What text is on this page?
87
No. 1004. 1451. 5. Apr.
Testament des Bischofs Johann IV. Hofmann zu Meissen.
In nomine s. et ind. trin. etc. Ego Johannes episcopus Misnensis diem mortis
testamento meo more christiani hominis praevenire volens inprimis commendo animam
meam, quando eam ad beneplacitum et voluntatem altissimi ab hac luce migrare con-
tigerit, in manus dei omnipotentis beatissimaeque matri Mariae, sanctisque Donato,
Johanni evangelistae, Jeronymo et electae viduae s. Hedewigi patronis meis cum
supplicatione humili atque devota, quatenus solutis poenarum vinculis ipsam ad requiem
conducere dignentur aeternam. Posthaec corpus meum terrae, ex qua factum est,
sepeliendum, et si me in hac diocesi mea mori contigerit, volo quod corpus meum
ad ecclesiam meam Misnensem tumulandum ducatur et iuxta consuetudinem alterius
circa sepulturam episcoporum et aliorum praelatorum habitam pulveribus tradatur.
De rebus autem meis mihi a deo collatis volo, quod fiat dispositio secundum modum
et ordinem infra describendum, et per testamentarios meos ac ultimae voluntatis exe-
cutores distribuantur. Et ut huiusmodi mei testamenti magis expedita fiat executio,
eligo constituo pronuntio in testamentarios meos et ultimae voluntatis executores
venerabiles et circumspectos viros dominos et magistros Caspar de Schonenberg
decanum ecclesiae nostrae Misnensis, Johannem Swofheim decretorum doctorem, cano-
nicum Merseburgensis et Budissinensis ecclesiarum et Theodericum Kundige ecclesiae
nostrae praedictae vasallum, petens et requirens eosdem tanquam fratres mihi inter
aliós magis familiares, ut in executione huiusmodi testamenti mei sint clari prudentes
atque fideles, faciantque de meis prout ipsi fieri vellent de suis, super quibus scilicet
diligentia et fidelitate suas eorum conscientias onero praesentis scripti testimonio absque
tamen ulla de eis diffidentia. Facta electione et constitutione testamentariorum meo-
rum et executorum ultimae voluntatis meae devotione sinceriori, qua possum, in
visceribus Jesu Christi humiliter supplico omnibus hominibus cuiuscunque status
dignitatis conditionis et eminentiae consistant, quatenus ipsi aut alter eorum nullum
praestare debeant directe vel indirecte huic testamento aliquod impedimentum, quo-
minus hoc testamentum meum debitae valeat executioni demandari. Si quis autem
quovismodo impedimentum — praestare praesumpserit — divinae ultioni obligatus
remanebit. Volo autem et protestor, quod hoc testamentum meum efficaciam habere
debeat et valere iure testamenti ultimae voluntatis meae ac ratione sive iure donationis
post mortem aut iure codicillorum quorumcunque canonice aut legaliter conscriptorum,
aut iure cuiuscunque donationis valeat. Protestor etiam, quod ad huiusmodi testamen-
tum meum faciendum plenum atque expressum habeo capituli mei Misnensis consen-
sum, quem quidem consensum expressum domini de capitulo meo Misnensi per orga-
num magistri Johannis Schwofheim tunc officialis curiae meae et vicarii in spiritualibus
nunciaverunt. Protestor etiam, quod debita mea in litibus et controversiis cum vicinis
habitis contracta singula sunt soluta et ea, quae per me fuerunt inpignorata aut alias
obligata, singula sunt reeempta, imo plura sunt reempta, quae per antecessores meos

→ Problem description
Report only the number of lines in the records that include the word "meam".

→ Written solution
2